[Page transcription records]
#####
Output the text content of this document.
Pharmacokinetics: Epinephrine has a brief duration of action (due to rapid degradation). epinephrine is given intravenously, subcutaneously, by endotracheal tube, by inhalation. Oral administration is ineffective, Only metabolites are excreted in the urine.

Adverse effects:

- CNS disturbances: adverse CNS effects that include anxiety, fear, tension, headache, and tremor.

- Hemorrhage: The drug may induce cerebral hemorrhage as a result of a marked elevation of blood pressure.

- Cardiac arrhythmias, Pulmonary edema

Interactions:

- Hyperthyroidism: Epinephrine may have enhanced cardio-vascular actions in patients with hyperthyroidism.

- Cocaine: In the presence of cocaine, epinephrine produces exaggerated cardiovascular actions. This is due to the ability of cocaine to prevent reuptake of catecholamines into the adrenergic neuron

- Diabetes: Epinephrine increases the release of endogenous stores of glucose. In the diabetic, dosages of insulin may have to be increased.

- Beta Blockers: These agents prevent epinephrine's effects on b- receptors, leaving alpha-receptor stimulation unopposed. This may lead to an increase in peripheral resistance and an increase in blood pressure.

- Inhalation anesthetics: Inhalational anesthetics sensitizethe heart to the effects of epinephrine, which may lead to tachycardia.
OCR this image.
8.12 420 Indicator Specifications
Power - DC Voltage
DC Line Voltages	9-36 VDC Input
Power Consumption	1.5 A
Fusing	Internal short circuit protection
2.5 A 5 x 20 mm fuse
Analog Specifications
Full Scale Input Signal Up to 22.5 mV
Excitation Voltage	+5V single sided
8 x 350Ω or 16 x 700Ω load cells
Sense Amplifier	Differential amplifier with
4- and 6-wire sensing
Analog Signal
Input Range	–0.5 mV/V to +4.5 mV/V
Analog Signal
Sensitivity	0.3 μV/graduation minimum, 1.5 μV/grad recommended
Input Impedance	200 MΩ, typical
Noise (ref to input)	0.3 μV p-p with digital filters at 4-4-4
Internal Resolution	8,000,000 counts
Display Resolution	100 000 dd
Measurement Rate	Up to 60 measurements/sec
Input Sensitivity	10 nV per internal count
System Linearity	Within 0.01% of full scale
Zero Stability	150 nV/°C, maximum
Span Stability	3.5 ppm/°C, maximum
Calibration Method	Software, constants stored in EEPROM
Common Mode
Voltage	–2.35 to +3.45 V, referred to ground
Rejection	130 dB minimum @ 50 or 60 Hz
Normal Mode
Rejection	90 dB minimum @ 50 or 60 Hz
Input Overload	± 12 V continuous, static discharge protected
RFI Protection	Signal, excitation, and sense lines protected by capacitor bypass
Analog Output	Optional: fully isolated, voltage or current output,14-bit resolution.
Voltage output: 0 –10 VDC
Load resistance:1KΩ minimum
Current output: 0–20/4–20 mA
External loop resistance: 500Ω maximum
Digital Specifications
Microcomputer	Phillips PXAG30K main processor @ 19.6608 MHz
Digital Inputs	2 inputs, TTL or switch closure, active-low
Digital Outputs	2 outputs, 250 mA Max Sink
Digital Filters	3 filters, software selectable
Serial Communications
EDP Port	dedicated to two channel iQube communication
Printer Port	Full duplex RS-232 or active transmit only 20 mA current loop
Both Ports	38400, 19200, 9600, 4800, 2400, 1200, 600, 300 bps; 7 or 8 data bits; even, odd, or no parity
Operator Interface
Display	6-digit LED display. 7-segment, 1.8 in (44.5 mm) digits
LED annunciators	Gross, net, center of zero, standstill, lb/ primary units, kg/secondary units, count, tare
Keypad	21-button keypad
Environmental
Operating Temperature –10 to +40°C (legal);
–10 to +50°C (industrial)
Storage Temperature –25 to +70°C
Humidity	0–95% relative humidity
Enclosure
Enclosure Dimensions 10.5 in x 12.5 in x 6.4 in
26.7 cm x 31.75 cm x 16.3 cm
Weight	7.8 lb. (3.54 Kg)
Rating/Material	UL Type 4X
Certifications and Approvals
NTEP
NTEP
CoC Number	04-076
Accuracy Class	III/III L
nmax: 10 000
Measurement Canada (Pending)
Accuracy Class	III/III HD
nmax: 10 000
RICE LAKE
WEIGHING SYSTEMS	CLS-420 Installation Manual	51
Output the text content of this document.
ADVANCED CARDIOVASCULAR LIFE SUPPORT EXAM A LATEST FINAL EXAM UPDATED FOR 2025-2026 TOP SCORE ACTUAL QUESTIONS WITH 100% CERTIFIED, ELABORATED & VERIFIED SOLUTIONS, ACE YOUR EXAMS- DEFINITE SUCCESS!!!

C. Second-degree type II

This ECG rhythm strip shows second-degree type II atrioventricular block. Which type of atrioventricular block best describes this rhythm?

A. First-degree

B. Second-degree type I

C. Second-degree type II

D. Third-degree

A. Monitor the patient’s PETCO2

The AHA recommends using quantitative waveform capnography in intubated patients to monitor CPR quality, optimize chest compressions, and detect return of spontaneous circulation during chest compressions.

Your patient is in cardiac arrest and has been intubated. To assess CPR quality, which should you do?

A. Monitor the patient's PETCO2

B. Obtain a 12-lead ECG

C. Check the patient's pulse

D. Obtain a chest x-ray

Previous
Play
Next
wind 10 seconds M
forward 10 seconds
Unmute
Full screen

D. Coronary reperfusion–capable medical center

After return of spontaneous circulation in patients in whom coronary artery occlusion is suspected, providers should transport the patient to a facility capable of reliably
#####
ASSIGNMENT: What you return must match the records exactly, down to the last line.

ANSWER TO THIS EXERCISE:
Output the text content of this document.
Pharmacokinetics: Epinephrine has a brief duration of action (due to rapid degradation). epinephrine is given intravenously, subcutaneously, by endotracheal tube, by inhalation. Oral administration is ineffective, Only metabolites are excreted in the urine.

Adverse effects:

- CNS disturbances: adverse CNS effects that include anxiety, fear, tension, headache, and tremor.

- Hemorrhage: The drug may induce cerebral hemorrhage as a result of a marked elevation of blood pressure.

- Cardiac arrhythmias, Pulmonary edema

Interactions:

- Hyperthyroidism: Epinephrine may have enhanced cardio-vascular actions in patients with hyperthyroidism.

- Cocaine: In the presence of cocaine, epinephrine produces exaggerated cardiovascular actions. This is due to the ability of cocaine to prevent reuptake of catecholamines into the adrenergic neuron

- Diabetes: Epinephrine increases the release of endogenous stores of glucose. In the diabetic, dosages of insulin may have to be increased.

- Beta Blockers: These agents prevent epinephrine's effects on b- receptors, leaving alpha-receptor stimulation unopposed. This may lead to an increase in peripheral resistance and an increase in blood pressure.

- Inhalation anesthetics: Inhalational anesthetics sensitizethe heart to the effects of epinephrine, which may lead to tachycardia.
OCR this image.
8.12 420 Indicator Specifications
Power - DC Voltage
DC Line Voltages	9-36 VDC Input
Power Consumption	1.5 A
Fusing	Internal short circuit protection
2.5 A 5 x 20 mm fuse
Analog Specifications
Full Scale Input Signal Up to 22.5 mV
Excitation Voltage	+5V single sided
8 x 350Ω or 16 x 700Ω load cells
Sense Amplifier	Differential amplifier with
4- and 6-wire sensing
Analog Signal
Input Range	–0.5 mV/V to +4.5 mV/V
Analog Signal
Sensitivity	0.3 μV/graduation minimum, 1.5 μV/grad recommended
Input Impedance	200 MΩ, typical
Noise (ref to input)	0.3 μV p-p with digital filters at 4-4-4
Internal Resolution	8,000,000 counts
Display Resolution	100 000 dd
Measurement Rate	Up to 60 measurements/sec
Input Sensitivity	10 nV per internal count
System Linearity	Within 0.01% of full scale
Zero Stability	150 nV/°C, maximum
Span Stability	3.5 ppm/°C, maximum
Calibration Method	Software, constants stored in EEPROM
Common Mode
Voltage	–2.35 to +3.45 V, referred to ground
Rejection	130 dB minimum @ 50 or 60 Hz
Normal Mode
Rejection	90 dB minimum @ 50 or 60 Hz
Input Overload	± 12 V continuous, static discharge protected
RFI Protection	Signal, excitation, and sense lines protected by capacitor bypass
Analog Output	Optional: fully isolated, voltage or current output,14-bit resolution.
Voltage output: 0 –10 VDC
Load resistance:1KΩ minimum
Current output: 0–20/4–20 mA
External loop resistance: 500Ω maximum
Digital Specifications
Microcomputer	Phillips PXAG30K main processor @ 19.6608 MHz
Digital Inputs	2 inputs, TTL or switch closure, active-low
Digital Outputs	2 outputs, 250 mA Max Sink
Digital Filters	3 filters, software selectable
Serial Communications
EDP Port	dedicated to two channel iQube communication
Printer Port	Full duplex RS-232 or active transmit only 20 mA current loop
Both Ports	38400, 19200, 9600, 4800, 2400, 1200, 600, 300 bps; 7 or 8 data bits; even, odd, or no parity
Operator Interface
Display	6-digit LED display. 7-segment, 1.8 in (44.5 mm) digits
LED annunciators	Gross, net, center of zero, standstill, lb/ primary units, kg/secondary units, count, tare
Keypad	21-button keypad
Environmental
Operating Temperature –10 to +40°C (legal);
–10 to +50°C (industrial)
Storage Temperature –25 to +70°C
Humidity	0–95% relative humidity
Enclosure
Enclosure Dimensions 10.5 in x 12.5 in x 6.4 in
26.7 cm x 31.75 cm x 16.3 cm
Weight	7.8 lb. (3.54 Kg)
Rating/Material	UL Type 4X
Certifications and Approvals
NTEP
NTEP
CoC Number	04-076
Accuracy Class	III/III L
nmax: 10 000
Measurement Canada (Pending)
Accuracy Class	III/III HD
nmax: 10 000
RICE LAKE
WEIGHING SYSTEMS	CLS-420 Installation Manual	51
Output the text content of this document.
ADVANCED CARDIOVASCULAR LIFE SUPPORT EXAM A LATEST FINAL EXAM UPDATED FOR 2025-2026 TOP SCORE ACTUAL QUESTIONS WITH 100% CERTIFIED, ELABORATED & VERIFIED SOLUTIONS, ACE YOUR EXAMS- DEFINITE SUCCESS!!!

C. Second-degree type II

This ECG rhythm strip shows second-degree type II atrioventricular block. Which type of atrioventricular block best describes this rhythm?

A. First-degree

B. Second-degree type I

C. Second-degree type II

D. Third-degree

A. Monitor the patient’s PETCO2

The AHA recommends using quantitative waveform capnography in intubated patients to monitor CPR quality, optimize chest compressions, and detect return of spontaneous circulation during chest compressions.

Your patient is in cardiac arrest and has been intubated. To assess CPR quality, which should you do?

A. Monitor the patient's PETCO2

B. Obtain a 12-lead ECG

C. Check the patient's pulse

D. Obtain a chest x-ray

Previous
Play
Next
wind 10 seconds M
forward 10 seconds
Unmute
Full screen

D. Coronary reperfusion–capable medical center

After return of spontaneous circulation in patients in whom coronary artery occlusion is suspected, providers should transport the patient to a facility capable of reliably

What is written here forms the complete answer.